===== Task input =====
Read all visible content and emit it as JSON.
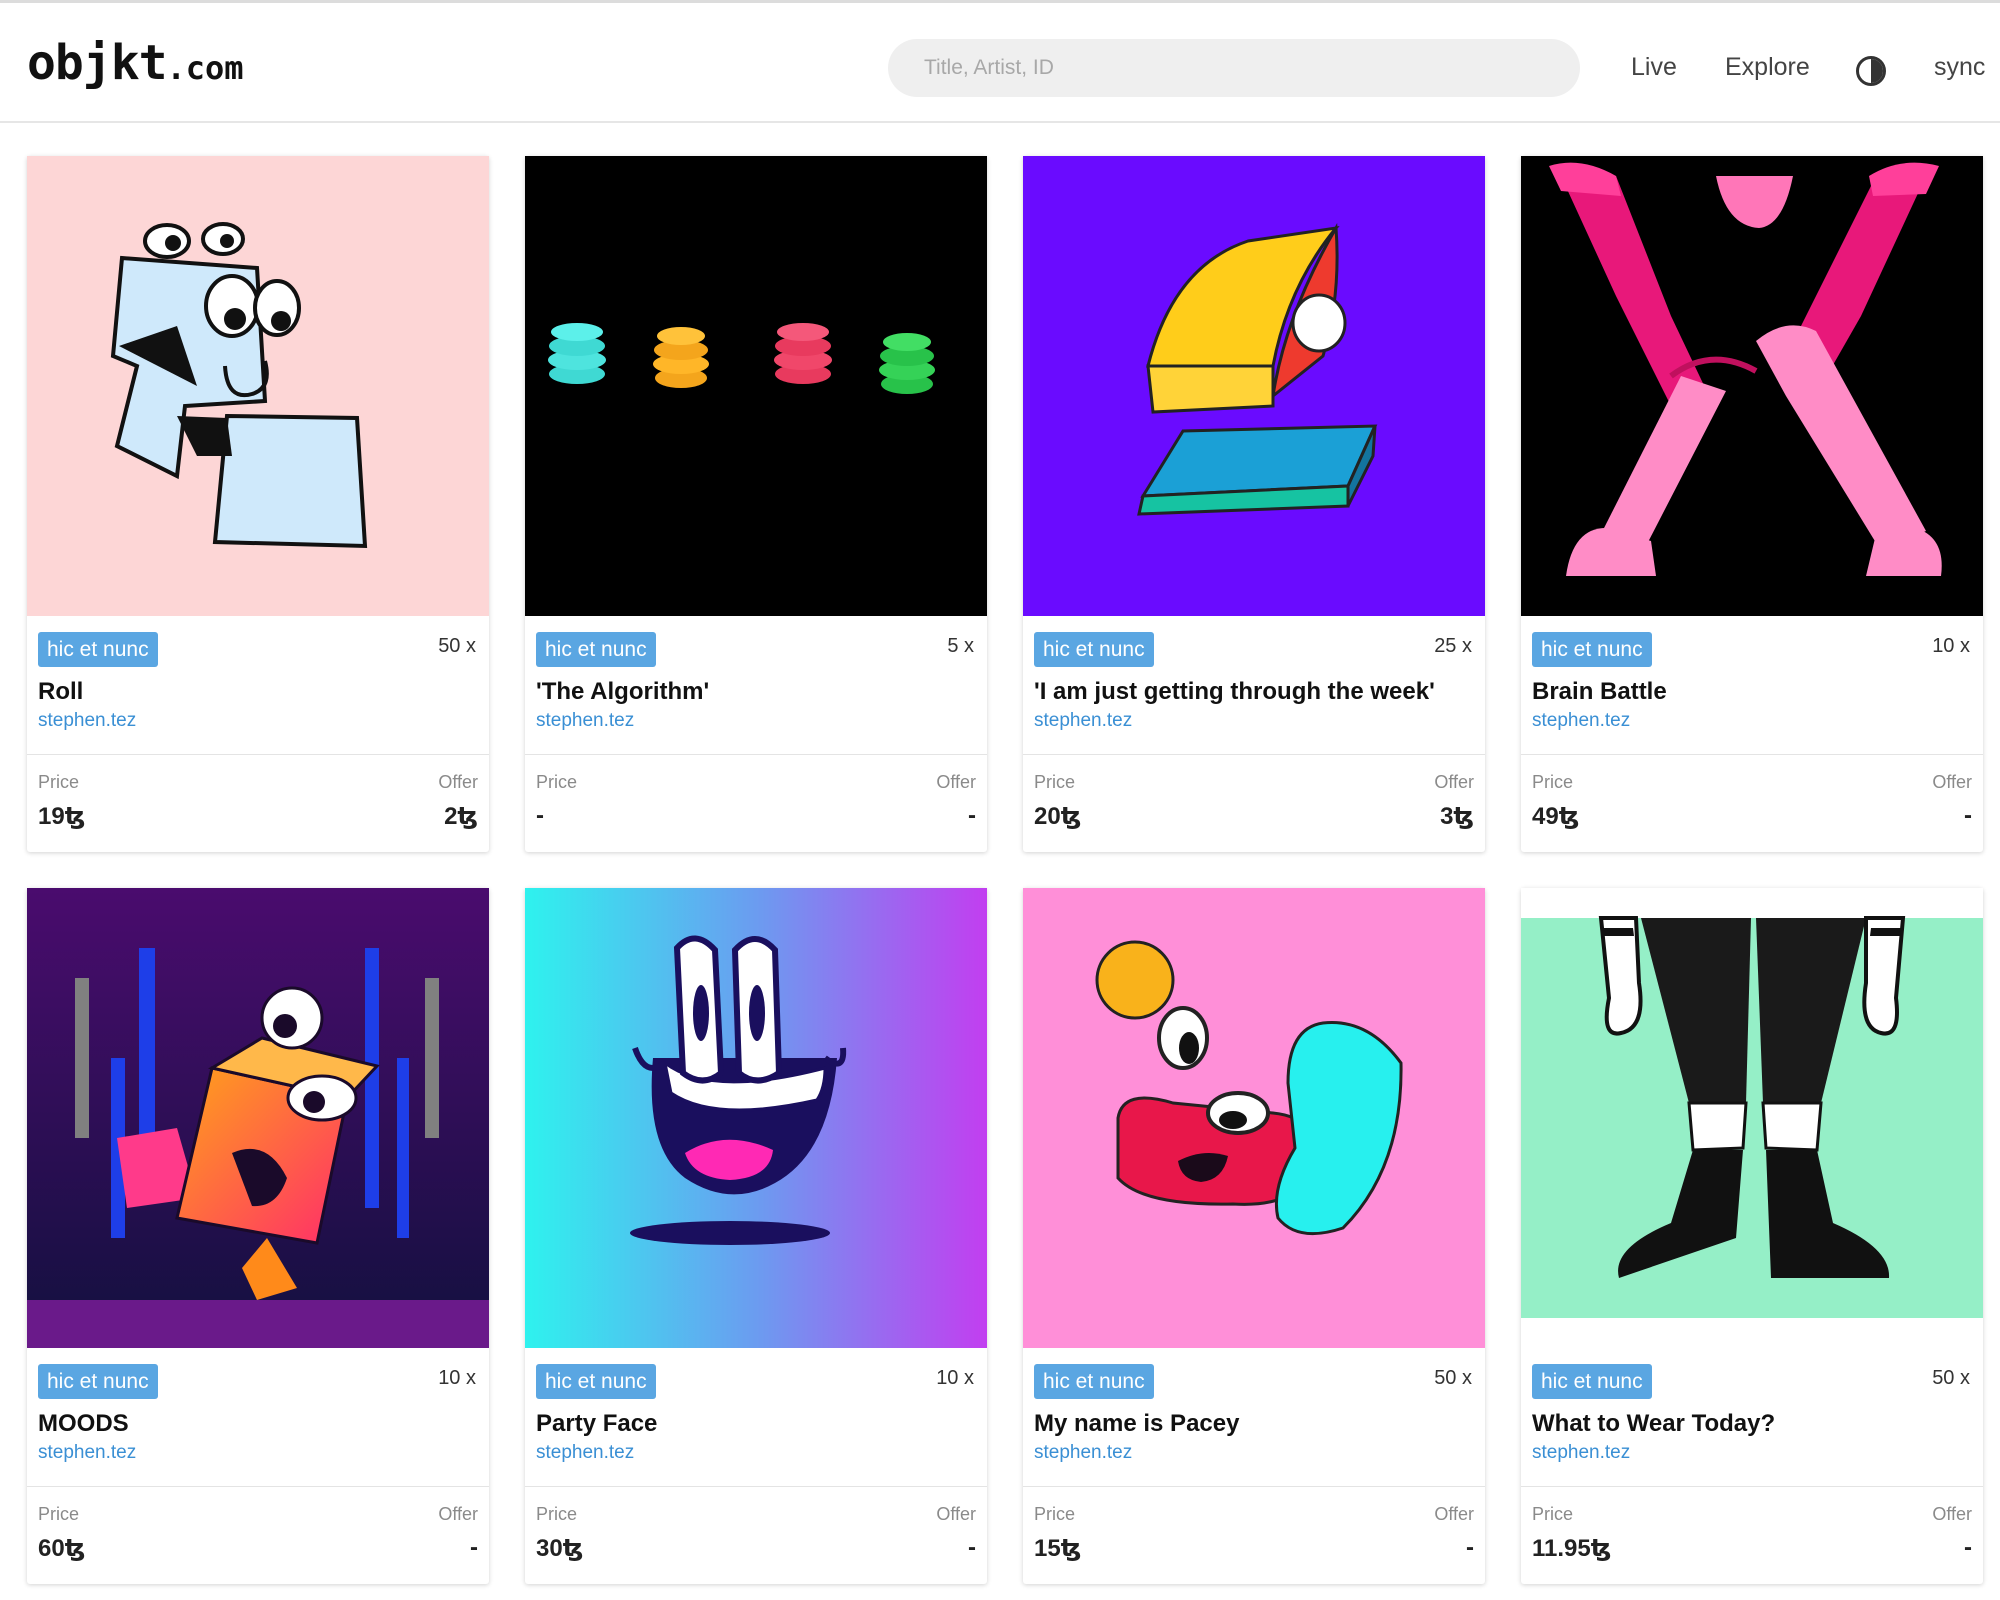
{
  "header": {
    "logo_main": "objkt",
    "logo_suffix": ".com",
    "search_placeholder": "Title, Artist, ID",
    "nav_live": "Live",
    "nav_explore": "Explore",
    "theme_icon": "contrast-icon",
    "nav_sync": "sync"
  },
  "cards": [
    {
      "platform": "hic et nunc",
      "editions": "50 x",
      "title": "Roll",
      "artist": "stephen.tez",
      "price_label": "Price",
      "offer_label": "Offer",
      "price": "19ꜩ",
      "offer": "2ꜩ",
      "bg": "#fdd6d6"
    },
    {
      "platform": "hic et nunc",
      "editions": "5 x",
      "title": "'The Algorithm'",
      "artist": "stephen.tez",
      "price_label": "Price",
      "offer_label": "Offer",
      "price": "-",
      "offer": "-",
      "bg": "#000000"
    },
    {
      "platform": "hic et nunc",
      "editions": "25 x",
      "title": "'I am just getting through the week'",
      "artist": "stephen.tez",
      "price_label": "Price",
      "offer_label": "Offer",
      "price": "20ꜩ",
      "offer": "3ꜩ",
      "bg": "#6a0bff"
    },
    {
      "platform": "hic et nunc",
      "editions": "10 x",
      "title": "Brain Battle",
      "artist": "stephen.tez",
      "price_label": "Price",
      "offer_label": "Offer",
      "price": "49ꜩ",
      "offer": "-",
      "bg": "#000000"
    },
    {
      "platform": "hic et nunc",
      "editions": "10 x",
      "title": "MOODS",
      "artist": "stephen.tez",
      "price_label": "Price",
      "offer_label": "Offer",
      "price": "60ꜩ",
      "offer": "-",
      "bg": "#2a0a4e"
    },
    {
      "platform": "hic et nunc",
      "editions": "10 x",
      "title": "Party Face",
      "artist": "stephen.tez",
      "price_label": "Price",
      "offer_label": "Offer",
      "price": "30ꜩ",
      "offer": "-",
      "bg": "#2ee9ee"
    },
    {
      "platform": "hic et nunc",
      "editions": "50 x",
      "title": "My name is Pacey",
      "artist": "stephen.tez",
      "price_label": "Price",
      "offer_label": "Offer",
      "price": "15ꜩ",
      "offer": "-",
      "bg": "#ff8fd8"
    },
    {
      "platform": "hic et nunc",
      "editions": "50 x",
      "title": "What to Wear Today?",
      "artist": "stephen.tez",
      "price_label": "Price",
      "offer_label": "Offer",
      "price": "11.95ꜩ",
      "offer": "-",
      "bg": "#95efc7"
    }
  ]
}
=====
Written request –
All of the material above needs to be restated exactly, with no pictures.

Output –
Read all visible content and emit it as JSON.
{
  "header": {
    "logo_main": "objkt",
    "logo_suffix": ".com",
    "search_placeholder": "Title, Artist, ID",
    "nav_live": "Live",
    "nav_explore": "Explore",
    "theme_icon": "contrast-icon",
    "nav_sync": "sync"
  },
  "cards": [
    {
      "platform": "hic et nunc",
      "editions": "50 x",
      "title": "Roll",
      "artist": "stephen.tez",
      "price_label": "Price",
      "offer_label": "Offer",
      "price": "19ꜩ",
      "offer": "2ꜩ",
      "bg": "#fdd6d6"
    },
    {
      "platform": "hic et nunc",
      "editions": "5 x",
      "title": "'The Algorithm'",
      "artist": "stephen.tez",
      "price_label": "Price",
      "offer_label": "Offer",
      "price": "-",
      "offer": "-",
      "bg": "#000000"
    },
    {
      "platform": "hic et nunc",
      "editions": "25 x",
      "title": "'I am just getting through the week'",
      "artist": "stephen.tez",
      "price_label": "Price",
      "offer_label": "Offer",
      "price": "20ꜩ",
      "offer": "3ꜩ",
      "bg": "#6a0bff"
    },
    {
      "platform": "hic et nunc",
      "editions": "10 x",
      "title": "Brain Battle",
      "artist": "stephen.tez",
      "price_label": "Price",
      "offer_label": "Offer",
      "price": "49ꜩ",
      "offer": "-",
      "bg": "#000000"
    },
    {
      "platform": "hic et nunc",
      "editions": "10 x",
      "title": "MOODS",
      "artist": "stephen.tez",
      "price_label": "Price",
      "offer_label": "Offer",
      "price": "60ꜩ",
      "offer": "-",
      "bg": "#2a0a4e"
    },
    {
      "platform": "hic et nunc",
      "editions": "10 x",
      "title": "Party Face",
      "artist": "stephen.tez",
      "price_label": "Price",
      "offer_label": "Offer",
      "price": "30ꜩ",
      "offer": "-",
      "bg": "#2ee9ee"
    },
    {
      "platform": "hic et nunc",
      "editions": "50 x",
      "title": "My name is Pacey",
      "artist": "stephen.tez",
      "price_label": "Price",
      "offer_label": "Offer",
      "price": "15ꜩ",
      "offer": "-",
      "bg": "#ff8fd8"
    },
    {
      "platform": "hic et nunc",
      "editions": "50 x",
      "title": "What to Wear Today?",
      "artist": "stephen.tez",
      "price_label": "Price",
      "offer_label": "Offer",
      "price": "11.95ꜩ",
      "offer": "-",
      "bg": "#95efc7"
    }
  ]
}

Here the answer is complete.